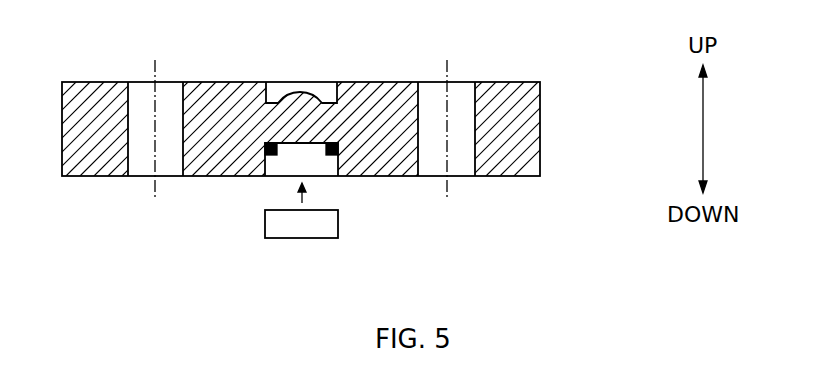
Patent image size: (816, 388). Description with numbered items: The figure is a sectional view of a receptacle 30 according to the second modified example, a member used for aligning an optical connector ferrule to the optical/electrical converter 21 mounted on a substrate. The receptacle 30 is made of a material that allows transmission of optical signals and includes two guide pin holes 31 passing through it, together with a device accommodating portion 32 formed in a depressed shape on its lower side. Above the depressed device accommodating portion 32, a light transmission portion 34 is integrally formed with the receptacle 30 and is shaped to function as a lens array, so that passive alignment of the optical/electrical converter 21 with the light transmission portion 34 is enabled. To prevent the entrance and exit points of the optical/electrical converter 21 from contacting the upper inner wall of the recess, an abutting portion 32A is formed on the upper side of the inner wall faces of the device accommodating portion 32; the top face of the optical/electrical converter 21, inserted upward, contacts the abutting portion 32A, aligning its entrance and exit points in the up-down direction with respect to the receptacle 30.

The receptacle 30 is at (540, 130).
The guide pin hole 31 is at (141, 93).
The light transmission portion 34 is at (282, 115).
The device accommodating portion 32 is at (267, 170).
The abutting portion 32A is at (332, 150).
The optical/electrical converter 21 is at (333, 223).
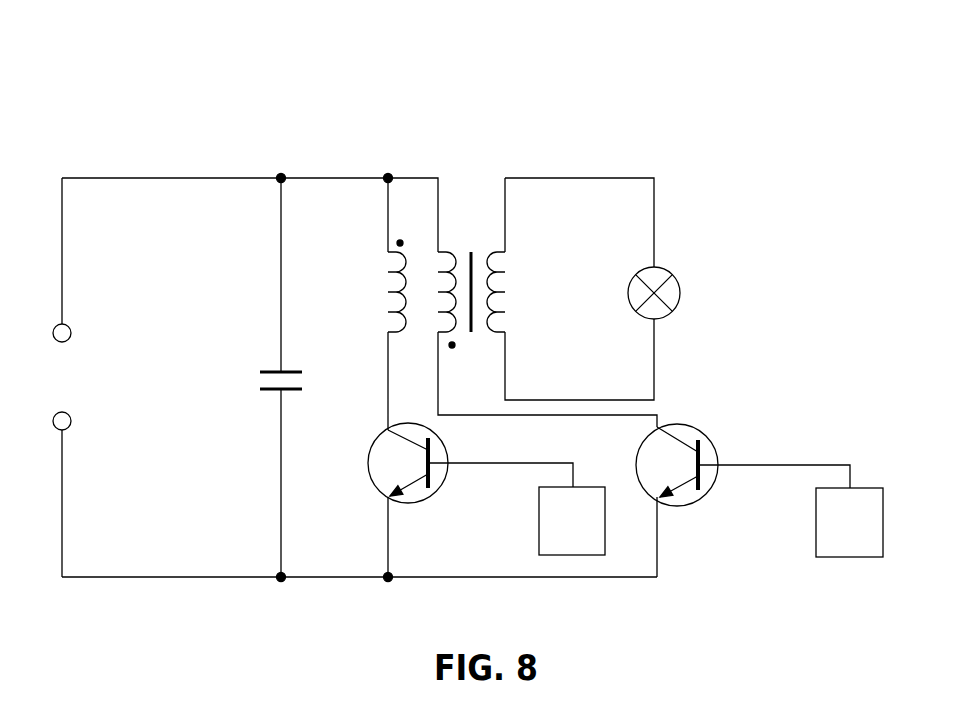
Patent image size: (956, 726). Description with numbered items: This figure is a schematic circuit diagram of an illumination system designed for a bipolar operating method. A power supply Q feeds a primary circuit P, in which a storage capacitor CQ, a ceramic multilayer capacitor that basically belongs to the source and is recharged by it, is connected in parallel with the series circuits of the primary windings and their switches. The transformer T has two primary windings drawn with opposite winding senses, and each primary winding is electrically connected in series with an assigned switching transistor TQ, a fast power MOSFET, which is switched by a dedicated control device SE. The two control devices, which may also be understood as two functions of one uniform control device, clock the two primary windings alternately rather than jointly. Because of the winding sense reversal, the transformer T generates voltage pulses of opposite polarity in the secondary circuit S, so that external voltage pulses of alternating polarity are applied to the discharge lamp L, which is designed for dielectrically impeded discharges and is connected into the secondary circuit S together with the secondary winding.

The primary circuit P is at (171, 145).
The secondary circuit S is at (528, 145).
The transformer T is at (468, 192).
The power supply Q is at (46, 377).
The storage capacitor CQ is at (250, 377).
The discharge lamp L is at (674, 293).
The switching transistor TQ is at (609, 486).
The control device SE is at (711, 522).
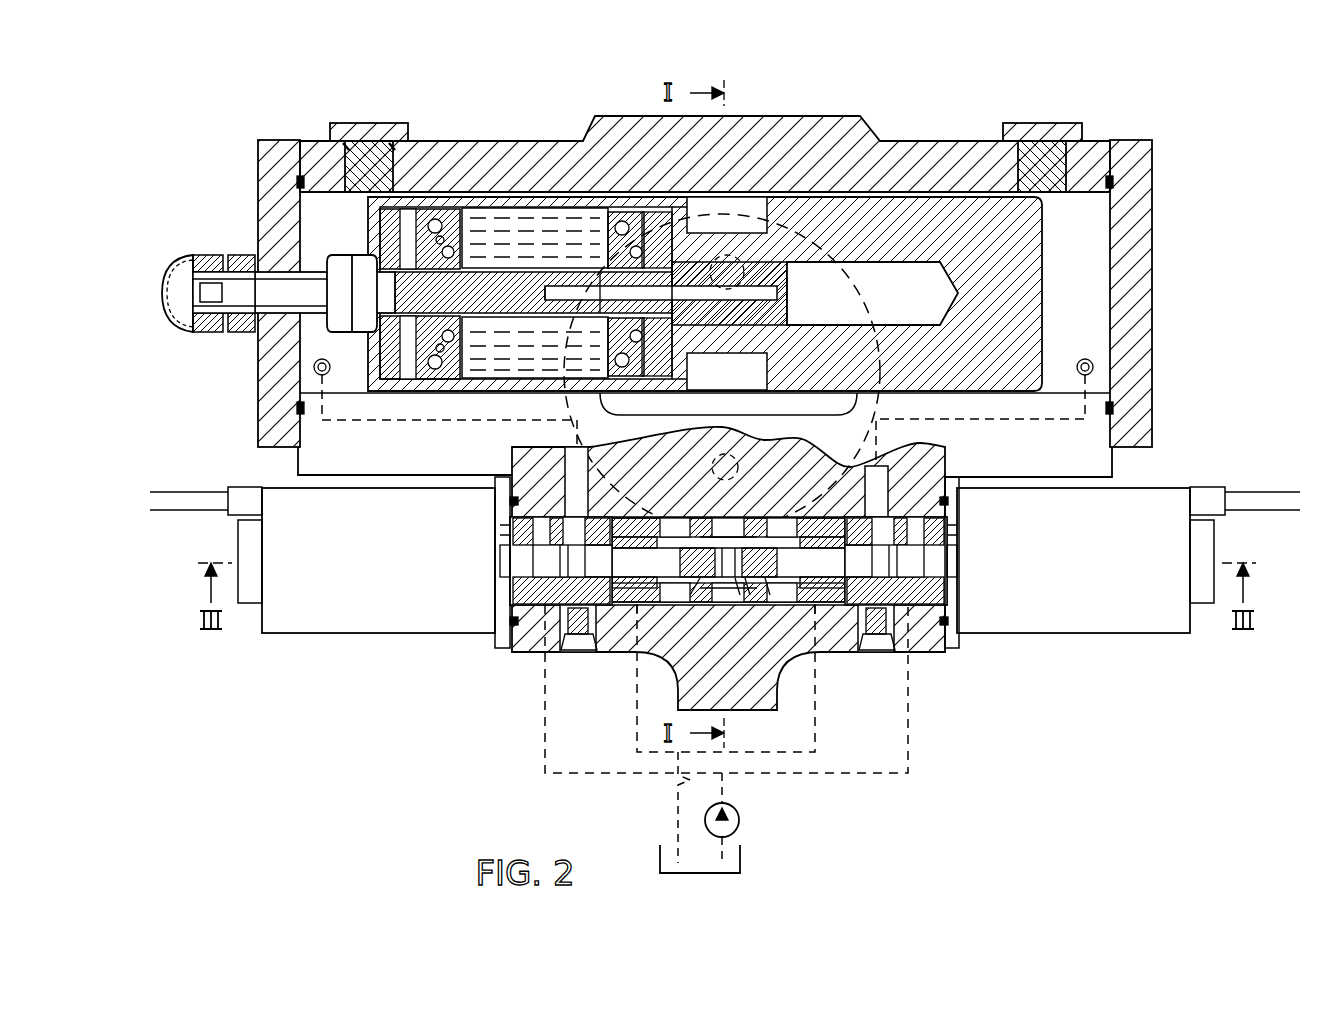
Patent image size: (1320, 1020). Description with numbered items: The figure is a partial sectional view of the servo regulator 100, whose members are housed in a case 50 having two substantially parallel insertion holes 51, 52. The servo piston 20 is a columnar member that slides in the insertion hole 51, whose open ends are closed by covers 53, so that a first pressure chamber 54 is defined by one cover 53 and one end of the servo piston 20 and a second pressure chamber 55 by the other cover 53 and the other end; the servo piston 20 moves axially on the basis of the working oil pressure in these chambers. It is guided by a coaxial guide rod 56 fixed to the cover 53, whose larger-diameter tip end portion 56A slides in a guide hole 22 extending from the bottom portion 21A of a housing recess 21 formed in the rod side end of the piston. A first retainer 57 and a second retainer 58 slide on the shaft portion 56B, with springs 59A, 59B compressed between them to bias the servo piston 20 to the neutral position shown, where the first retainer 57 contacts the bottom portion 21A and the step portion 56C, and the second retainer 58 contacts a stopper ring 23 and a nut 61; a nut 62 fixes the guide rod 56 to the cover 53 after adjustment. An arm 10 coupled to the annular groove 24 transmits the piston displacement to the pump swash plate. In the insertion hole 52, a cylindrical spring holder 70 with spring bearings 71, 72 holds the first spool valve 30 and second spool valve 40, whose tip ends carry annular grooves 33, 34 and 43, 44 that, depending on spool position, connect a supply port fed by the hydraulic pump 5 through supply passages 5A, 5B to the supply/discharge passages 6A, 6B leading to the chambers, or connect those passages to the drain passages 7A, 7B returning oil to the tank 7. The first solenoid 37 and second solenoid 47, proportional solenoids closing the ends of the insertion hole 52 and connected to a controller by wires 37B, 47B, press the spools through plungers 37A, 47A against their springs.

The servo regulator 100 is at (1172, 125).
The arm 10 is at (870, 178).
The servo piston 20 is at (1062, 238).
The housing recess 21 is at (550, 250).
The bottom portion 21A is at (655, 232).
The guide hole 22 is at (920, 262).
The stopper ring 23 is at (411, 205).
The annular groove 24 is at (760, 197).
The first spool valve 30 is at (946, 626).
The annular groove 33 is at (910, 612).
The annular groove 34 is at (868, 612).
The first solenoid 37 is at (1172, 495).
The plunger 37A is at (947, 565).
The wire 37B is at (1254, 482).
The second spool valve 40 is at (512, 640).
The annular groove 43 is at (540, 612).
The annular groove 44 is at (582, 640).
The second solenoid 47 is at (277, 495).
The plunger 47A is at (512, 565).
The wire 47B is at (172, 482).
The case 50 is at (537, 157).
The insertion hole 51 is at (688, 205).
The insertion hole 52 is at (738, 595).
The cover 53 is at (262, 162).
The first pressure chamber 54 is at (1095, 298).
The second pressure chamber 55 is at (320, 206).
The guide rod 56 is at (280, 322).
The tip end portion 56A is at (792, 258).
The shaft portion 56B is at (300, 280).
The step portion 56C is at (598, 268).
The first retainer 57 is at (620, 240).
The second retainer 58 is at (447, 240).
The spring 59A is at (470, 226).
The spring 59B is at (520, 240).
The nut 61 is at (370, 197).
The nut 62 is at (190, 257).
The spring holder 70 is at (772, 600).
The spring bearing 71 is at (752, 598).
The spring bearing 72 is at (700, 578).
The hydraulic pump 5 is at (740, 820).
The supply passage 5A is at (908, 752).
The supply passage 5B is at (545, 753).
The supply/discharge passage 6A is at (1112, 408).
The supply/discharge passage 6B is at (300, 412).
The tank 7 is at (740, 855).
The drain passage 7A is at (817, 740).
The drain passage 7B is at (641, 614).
======
• **Problem to solve**
Write out all of the material above again, word for word, and leave the pictures out of your answer.

• **Written answer**
Patent image size: (816, 388). Description with numbered items: The figure is a sectional view of a receptacle 30 according to the second modified example, a member used for aligning an optical connector ferrule to the optical/electrical converter 21 mounted on a substrate. The receptacle 30 is made of a material that allows transmission of optical signals and includes two guide pin holes 31 passing through it, together with a device accommodating portion 32 formed in a depressed shape on its lower side. Above the depressed device accommodating portion 32, a light transmission portion 34 is integrally formed with the receptacle 30 and is shaped to function as a lens array, so that passive alignment of the optical/electrical converter 21 with the light transmission portion 34 is enabled. To prevent the entrance and exit points of the optical/electrical converter 21 from contacting the upper inner wall of the recess, an abutting portion 32A is formed on the upper side of the inner wall faces of the device accommodating portion 32; the top face of the optical/electrical converter 21, inserted upward, contacts the abutting portion 32A, aligning its entrance and exit points in the up-down direction with respect to the receptacle 30.

The receptacle 30 is at (540, 130).
The guide pin hole 31 is at (141, 93).
The light transmission portion 34 is at (282, 115).
The device accommodating portion 32 is at (267, 170).
The abutting portion 32A is at (332, 150).
The optical/electrical converter 21 is at (333, 223).
Patent image size: (956, 726). Description with numbered items: This figure is a schematic circuit diagram of an illumination system designed for a bipolar operating method. A power supply Q feeds a primary circuit P, in which a storage capacitor CQ, a ceramic multilayer capacitor that basically belongs to the source and is recharged by it, is connected in parallel with the series circuits of the primary windings and their switches. The transformer T has two primary windings drawn with opposite winding senses, and each primary winding is electrically connected in series with an assigned switching transistor TQ, a fast power MOSFET, which is switched by a dedicated control device SE. The two control devices, which may also be understood as two functions of one uniform control device, clock the two primary windings alternately rather than jointly. Because of the winding sense reversal, the transformer T generates voltage pulses of opposite polarity in the secondary circuit S, so that external voltage pulses of alternating polarity are applied to the discharge lamp L, which is designed for dielectrically impeded discharges and is connected into the secondary circuit S together with the secondary winding.

The primary circuit P is at (171, 145).
The secondary circuit S is at (528, 145).
The transformer T is at (468, 192).
The power supply Q is at (46, 377).
The storage capacitor CQ is at (250, 377).
The discharge lamp L is at (674, 293).
The switching transistor TQ is at (609, 486).
The control device SE is at (711, 522).
Patent image size: (1320, 1020). Description with numbered items: The figure is a partial sectional view of the servo regulator 100, whose members are housed in a case 50 having two substantially parallel insertion holes 51, 52. The servo piston 20 is a columnar member that slides in the insertion hole 51, whose open ends are closed by covers 53, so that a first pressure chamber 54 is defined by one cover 53 and one end of the servo piston 20 and a second pressure chamber 55 by the other cover 53 and the other end; the servo piston 20 moves axially on the basis of the working oil pressure in these chambers. It is guided by a coaxial guide rod 56 fixed to the cover 53, whose larger-diameter tip end portion 56A slides in a guide hole 22 extending from the bottom portion 21A of a housing recess 21 formed in the rod side end of the piston. A first retainer 57 and a second retainer 58 slide on the shaft portion 56B, with springs 59A, 59B compressed between them to bias the servo piston 20 to the neutral position shown, where the first retainer 57 contacts the bottom portion 21A and the step portion 56C, and the second retainer 58 contacts a stopper ring 23 and a nut 61; a nut 62 fixes the guide rod 56 to the cover 53 after adjustment. An arm 10 coupled to the annular groove 24 transmits the piston displacement to the pump swash plate. In the insertion hole 52, a cylindrical spring holder 70 with spring bearings 71, 72 holds the first spool valve 30 and second spool valve 40, whose tip ends carry annular grooves 33, 34 and 43, 44 that, depending on spool position, connect a supply port fed by the hydraulic pump 5 through supply passages 5A, 5B to the supply/discharge passages 6A, 6B leading to the chambers, or connect those passages to the drain passages 7A, 7B returning oil to the tank 7. The first solenoid 37 and second solenoid 47, proportional solenoids closing the ends of the insertion hole 52 and connected to a controller by wires 37B, 47B, press the spools through plungers 37A, 47A against their springs.

The servo regulator 100 is at (1172, 125).
The arm 10 is at (870, 178).
The servo piston 20 is at (1062, 238).
The housing recess 21 is at (550, 250).
The bottom portion 21A is at (655, 232).
The guide hole 22 is at (920, 262).
The stopper ring 23 is at (411, 205).
The annular groove 24 is at (760, 197).
The first spool valve 30 is at (946, 626).
The annular groove 33 is at (910, 612).
The annular groove 34 is at (868, 612).
The first solenoid 37 is at (1172, 495).
The plunger 37A is at (947, 565).
The wire 37B is at (1254, 482).
The second spool valve 40 is at (512, 640).
The annular groove 43 is at (540, 612).
The annular groove 44 is at (582, 640).
The second solenoid 47 is at (277, 495).
The plunger 47A is at (512, 565).
The wire 47B is at (172, 482).
The case 50 is at (537, 157).
The insertion hole 51 is at (688, 205).
The insertion hole 52 is at (738, 595).
The cover 53 is at (262, 162).
The first pressure chamber 54 is at (1095, 298).
The second pressure chamber 55 is at (320, 206).
The guide rod 56 is at (280, 322).
The tip end portion 56A is at (792, 258).
The shaft portion 56B is at (300, 280).
The step portion 56C is at (598, 268).
The first retainer 57 is at (620, 240).
The second retainer 58 is at (447, 240).
The spring 59A is at (470, 226).
The spring 59B is at (520, 240).
The nut 61 is at (370, 197).
The nut 62 is at (190, 257).
The spring holder 70 is at (772, 600).
The spring bearing 71 is at (752, 598).
The spring bearing 72 is at (700, 578).
The hydraulic pump 5 is at (740, 820).
The supply passage 5A is at (908, 752).
The supply passage 5B is at (545, 753).
The supply/discharge passage 6A is at (1112, 408).
The supply/discharge passage 6B is at (300, 412).
The tank 7 is at (740, 855).
The drain passage 7A is at (817, 740).
The drain passage 7B is at (641, 614).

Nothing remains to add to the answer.